EXTRACTED DATA start
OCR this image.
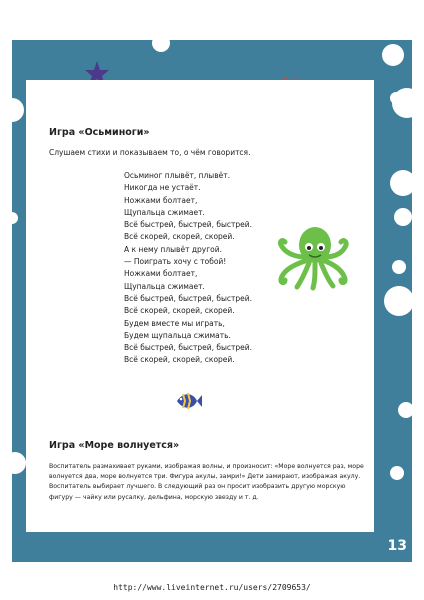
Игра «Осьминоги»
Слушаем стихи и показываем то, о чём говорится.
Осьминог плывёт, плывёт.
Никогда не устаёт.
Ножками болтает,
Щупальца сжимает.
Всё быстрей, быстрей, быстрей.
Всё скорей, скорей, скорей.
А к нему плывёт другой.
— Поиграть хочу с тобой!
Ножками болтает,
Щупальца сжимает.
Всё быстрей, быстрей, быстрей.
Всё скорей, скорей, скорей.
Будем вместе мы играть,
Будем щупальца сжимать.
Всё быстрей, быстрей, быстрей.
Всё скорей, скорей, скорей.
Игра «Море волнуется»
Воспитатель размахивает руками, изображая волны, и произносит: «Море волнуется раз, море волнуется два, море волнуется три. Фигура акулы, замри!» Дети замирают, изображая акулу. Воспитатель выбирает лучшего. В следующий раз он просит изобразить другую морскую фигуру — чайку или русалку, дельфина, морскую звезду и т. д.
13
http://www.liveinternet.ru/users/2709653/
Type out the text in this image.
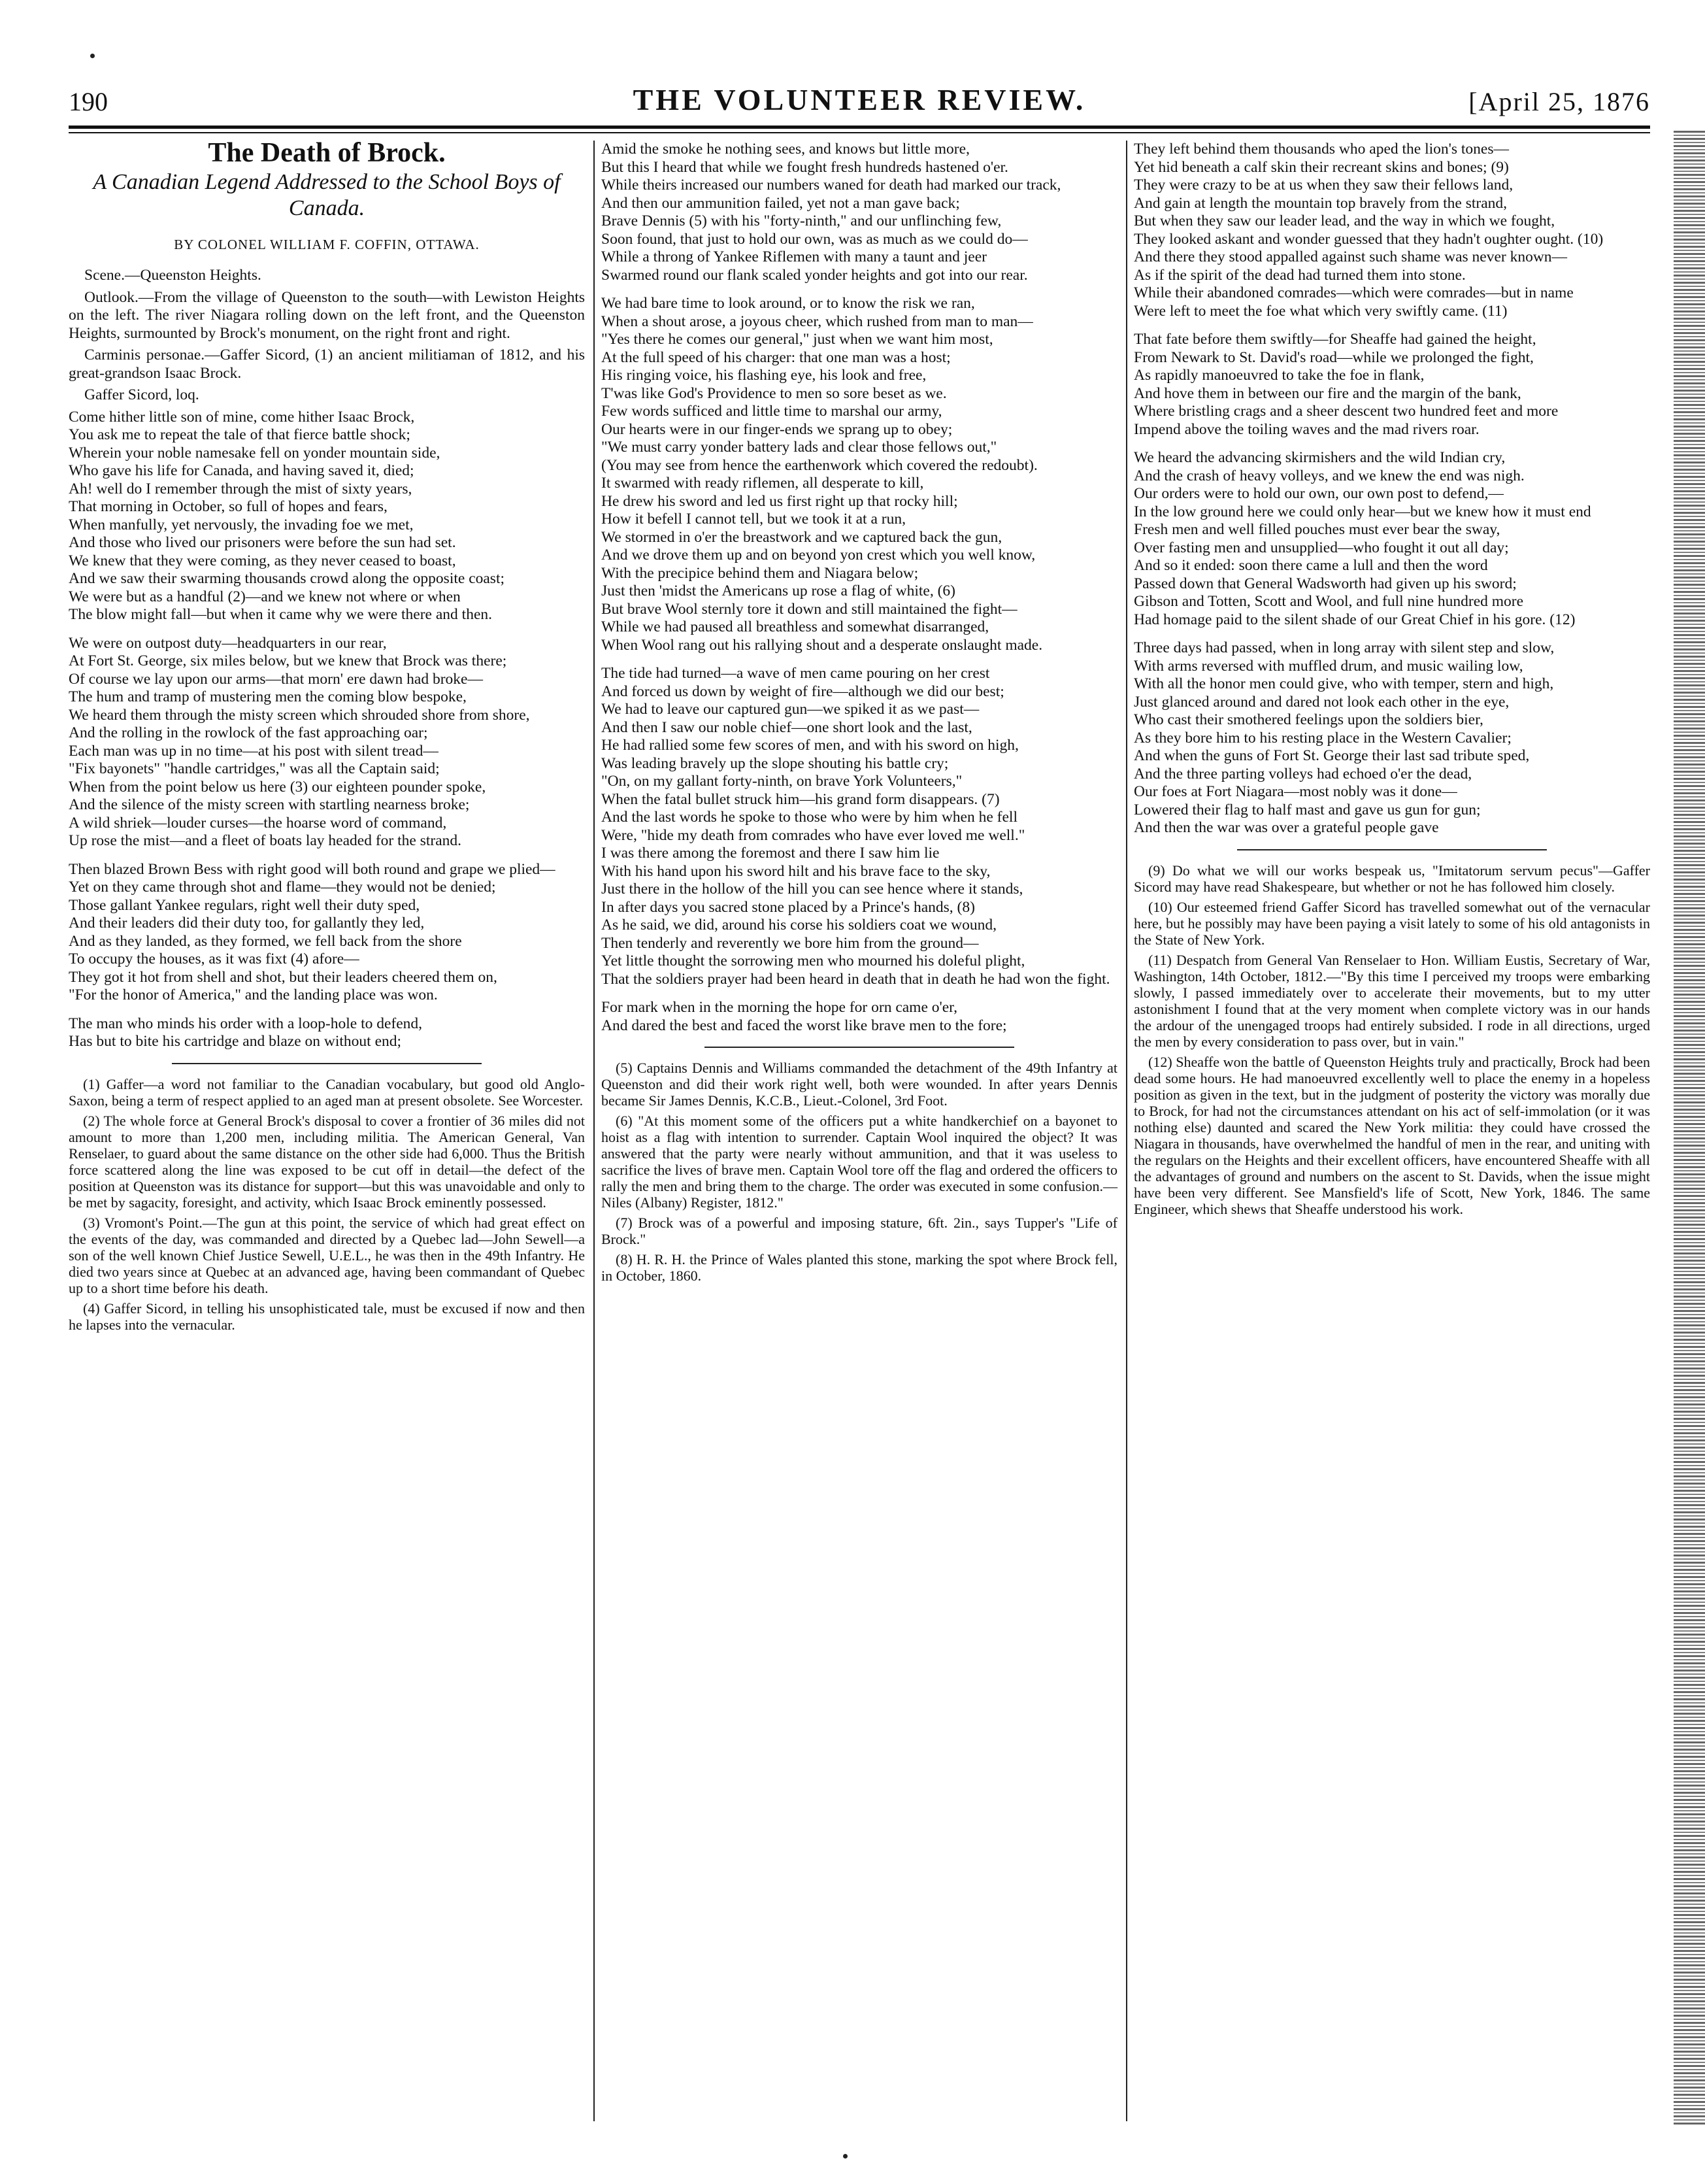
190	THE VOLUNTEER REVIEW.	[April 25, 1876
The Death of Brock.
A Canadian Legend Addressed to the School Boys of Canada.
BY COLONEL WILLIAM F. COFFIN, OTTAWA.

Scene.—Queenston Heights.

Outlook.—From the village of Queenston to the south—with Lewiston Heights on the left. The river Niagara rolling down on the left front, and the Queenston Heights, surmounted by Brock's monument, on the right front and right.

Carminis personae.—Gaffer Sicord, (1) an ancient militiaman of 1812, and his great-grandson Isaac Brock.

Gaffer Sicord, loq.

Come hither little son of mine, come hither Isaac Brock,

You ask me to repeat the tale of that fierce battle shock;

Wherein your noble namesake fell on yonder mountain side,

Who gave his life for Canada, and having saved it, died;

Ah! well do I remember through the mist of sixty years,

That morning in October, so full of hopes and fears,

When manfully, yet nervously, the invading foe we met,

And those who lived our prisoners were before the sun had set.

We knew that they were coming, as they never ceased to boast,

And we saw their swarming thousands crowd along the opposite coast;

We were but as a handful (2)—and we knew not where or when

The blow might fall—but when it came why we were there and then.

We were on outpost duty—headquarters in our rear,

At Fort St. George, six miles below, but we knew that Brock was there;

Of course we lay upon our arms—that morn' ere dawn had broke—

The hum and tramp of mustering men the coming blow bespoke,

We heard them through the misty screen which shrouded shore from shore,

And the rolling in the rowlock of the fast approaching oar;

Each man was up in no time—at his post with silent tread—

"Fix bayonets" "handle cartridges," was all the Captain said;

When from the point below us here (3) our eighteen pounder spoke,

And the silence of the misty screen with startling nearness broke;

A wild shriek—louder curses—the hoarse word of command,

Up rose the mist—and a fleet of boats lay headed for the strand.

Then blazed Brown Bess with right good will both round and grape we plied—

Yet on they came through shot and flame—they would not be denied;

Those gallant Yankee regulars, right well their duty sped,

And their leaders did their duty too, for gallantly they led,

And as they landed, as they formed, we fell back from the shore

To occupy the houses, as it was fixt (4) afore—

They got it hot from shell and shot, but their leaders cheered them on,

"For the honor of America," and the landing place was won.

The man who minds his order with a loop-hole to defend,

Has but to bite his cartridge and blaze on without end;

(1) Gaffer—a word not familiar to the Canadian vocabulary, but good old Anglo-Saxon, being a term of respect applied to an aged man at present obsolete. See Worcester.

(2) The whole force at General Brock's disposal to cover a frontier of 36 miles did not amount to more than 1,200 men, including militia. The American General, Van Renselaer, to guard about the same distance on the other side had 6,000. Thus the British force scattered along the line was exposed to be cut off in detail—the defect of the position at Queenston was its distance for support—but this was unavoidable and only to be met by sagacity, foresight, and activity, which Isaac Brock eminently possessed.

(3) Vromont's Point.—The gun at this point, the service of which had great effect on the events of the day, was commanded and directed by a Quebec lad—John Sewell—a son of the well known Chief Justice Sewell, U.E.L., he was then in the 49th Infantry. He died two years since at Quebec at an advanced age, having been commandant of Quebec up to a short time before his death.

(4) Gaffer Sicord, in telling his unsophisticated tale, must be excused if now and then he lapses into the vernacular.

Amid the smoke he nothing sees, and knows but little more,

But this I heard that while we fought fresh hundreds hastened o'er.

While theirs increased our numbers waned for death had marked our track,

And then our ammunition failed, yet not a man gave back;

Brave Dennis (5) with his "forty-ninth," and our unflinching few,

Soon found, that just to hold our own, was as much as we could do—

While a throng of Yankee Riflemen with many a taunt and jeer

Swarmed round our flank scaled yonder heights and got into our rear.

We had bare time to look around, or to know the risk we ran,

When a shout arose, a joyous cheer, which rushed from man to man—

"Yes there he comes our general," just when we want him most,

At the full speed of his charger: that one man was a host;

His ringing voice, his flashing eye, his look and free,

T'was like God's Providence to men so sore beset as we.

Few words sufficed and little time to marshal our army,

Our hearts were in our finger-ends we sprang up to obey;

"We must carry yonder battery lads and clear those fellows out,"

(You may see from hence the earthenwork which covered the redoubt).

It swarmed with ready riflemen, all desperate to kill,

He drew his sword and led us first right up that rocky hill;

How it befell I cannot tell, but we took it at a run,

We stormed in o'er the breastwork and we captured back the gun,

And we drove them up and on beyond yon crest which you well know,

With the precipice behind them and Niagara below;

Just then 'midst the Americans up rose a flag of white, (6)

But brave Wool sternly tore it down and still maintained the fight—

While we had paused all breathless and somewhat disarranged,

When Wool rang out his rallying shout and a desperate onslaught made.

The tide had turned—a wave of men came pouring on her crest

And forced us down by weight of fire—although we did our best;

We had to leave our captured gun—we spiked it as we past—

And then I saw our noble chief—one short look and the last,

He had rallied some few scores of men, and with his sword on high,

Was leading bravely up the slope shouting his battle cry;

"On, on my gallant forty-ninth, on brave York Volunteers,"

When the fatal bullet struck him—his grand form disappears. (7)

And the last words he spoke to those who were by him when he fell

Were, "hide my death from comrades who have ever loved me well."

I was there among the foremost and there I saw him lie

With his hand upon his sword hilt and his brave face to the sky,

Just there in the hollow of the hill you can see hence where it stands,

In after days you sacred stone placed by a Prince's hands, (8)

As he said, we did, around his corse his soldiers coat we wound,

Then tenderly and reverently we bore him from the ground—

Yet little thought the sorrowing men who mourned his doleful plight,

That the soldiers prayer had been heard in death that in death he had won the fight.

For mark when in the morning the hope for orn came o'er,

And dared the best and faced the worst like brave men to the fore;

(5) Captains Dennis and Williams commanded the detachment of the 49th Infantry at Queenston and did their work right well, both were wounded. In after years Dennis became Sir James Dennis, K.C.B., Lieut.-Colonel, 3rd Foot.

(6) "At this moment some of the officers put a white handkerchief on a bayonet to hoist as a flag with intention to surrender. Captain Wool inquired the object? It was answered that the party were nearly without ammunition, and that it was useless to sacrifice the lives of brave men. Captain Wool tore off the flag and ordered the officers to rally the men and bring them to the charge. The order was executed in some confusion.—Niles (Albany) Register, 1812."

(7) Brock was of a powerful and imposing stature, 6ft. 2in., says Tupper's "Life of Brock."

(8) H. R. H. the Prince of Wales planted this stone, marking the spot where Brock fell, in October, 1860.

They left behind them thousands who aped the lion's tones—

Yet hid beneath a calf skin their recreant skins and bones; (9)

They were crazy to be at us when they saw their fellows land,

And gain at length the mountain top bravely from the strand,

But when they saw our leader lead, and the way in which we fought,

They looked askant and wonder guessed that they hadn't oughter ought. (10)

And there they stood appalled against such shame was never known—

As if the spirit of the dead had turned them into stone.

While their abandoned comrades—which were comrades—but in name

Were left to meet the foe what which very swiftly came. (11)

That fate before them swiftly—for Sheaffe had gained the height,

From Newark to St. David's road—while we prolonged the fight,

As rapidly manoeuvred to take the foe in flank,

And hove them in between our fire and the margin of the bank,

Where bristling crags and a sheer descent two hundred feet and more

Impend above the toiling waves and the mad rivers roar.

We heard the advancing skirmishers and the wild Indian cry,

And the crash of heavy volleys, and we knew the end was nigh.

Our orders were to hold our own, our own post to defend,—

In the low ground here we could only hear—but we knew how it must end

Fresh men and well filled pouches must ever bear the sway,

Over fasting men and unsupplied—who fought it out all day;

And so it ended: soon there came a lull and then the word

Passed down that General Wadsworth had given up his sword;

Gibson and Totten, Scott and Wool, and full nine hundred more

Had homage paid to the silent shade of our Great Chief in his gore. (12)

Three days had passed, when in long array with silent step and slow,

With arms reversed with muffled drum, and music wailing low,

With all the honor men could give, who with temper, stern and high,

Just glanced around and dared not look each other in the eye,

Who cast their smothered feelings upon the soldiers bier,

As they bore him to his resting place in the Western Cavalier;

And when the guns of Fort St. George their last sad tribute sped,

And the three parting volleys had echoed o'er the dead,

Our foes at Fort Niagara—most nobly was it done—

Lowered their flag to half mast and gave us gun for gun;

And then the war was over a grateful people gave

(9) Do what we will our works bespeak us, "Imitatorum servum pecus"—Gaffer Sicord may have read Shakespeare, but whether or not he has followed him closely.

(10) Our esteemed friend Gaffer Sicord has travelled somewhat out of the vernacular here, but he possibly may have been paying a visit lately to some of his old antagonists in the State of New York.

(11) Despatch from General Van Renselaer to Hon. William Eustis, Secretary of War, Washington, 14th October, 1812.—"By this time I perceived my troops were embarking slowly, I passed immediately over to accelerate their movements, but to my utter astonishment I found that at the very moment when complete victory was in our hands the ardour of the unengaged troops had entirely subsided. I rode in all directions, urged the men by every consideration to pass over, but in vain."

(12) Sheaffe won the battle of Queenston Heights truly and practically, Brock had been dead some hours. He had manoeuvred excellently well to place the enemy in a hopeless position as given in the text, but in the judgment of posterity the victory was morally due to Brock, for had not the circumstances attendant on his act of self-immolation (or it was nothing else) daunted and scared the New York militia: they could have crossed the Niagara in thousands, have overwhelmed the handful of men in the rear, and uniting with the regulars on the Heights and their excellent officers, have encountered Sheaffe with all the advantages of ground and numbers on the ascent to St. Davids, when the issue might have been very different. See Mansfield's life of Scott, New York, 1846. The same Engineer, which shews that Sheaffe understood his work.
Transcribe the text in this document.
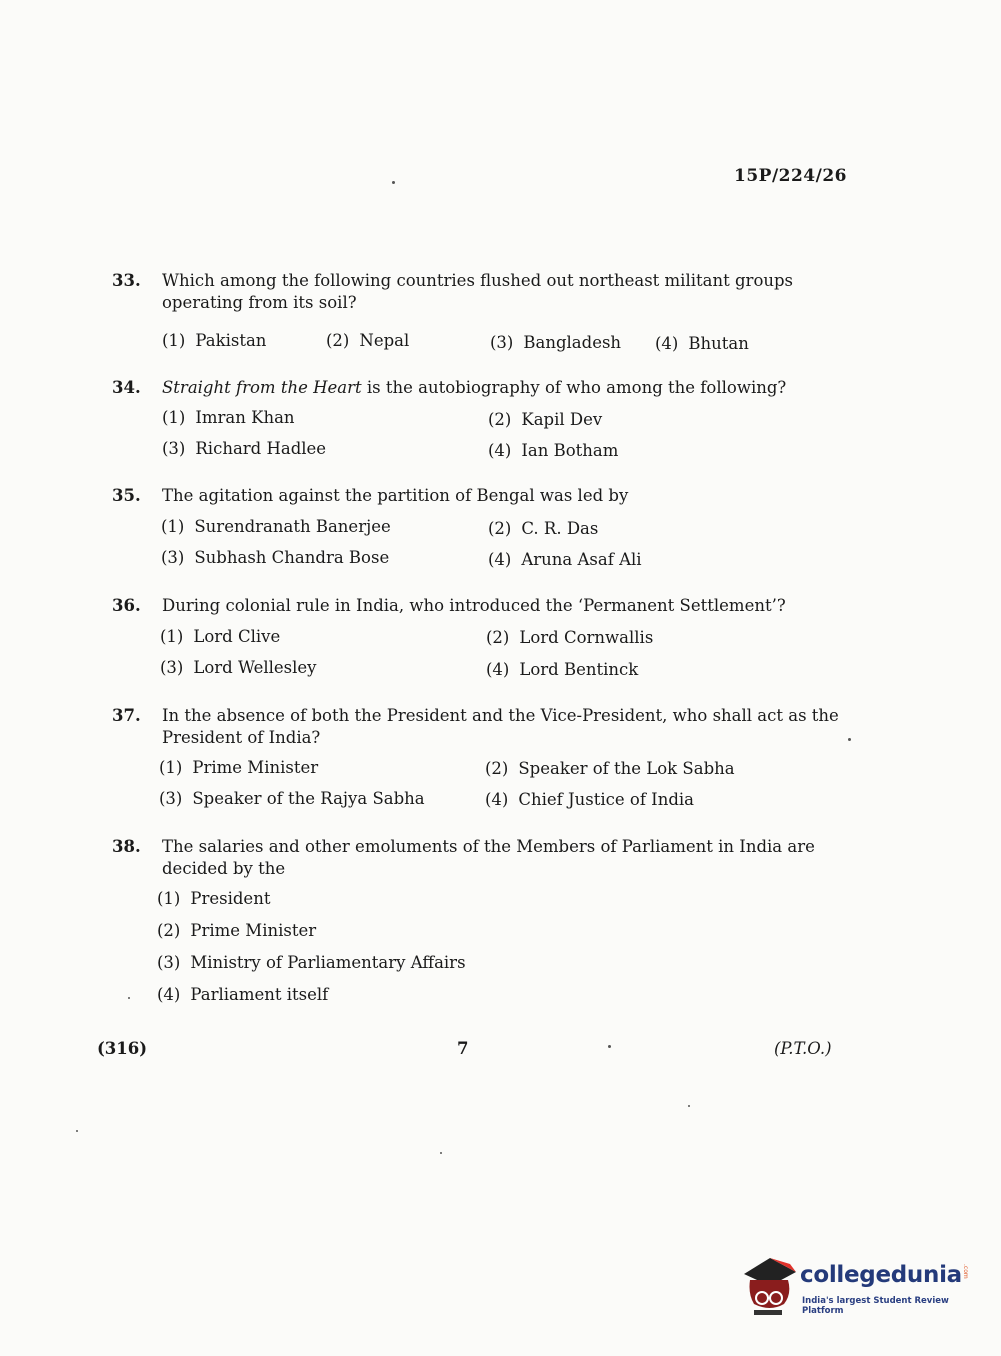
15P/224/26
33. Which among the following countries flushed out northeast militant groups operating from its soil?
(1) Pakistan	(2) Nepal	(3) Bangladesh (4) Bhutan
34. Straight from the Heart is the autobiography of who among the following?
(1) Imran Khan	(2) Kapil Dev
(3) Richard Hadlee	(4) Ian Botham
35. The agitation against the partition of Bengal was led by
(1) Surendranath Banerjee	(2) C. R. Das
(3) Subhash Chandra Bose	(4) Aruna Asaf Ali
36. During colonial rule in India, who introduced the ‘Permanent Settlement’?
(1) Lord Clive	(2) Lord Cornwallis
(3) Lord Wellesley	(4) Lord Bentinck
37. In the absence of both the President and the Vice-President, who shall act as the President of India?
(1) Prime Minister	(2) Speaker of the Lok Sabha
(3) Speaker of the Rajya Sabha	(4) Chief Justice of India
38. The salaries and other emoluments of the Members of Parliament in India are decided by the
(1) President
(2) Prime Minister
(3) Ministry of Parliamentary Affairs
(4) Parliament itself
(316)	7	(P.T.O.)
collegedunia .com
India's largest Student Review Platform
EXTRACTED DATA end
REQUIRED TASK: How many lines of the listing include the string "without"? Answer with the number alone.

TASK RESPONSE: 2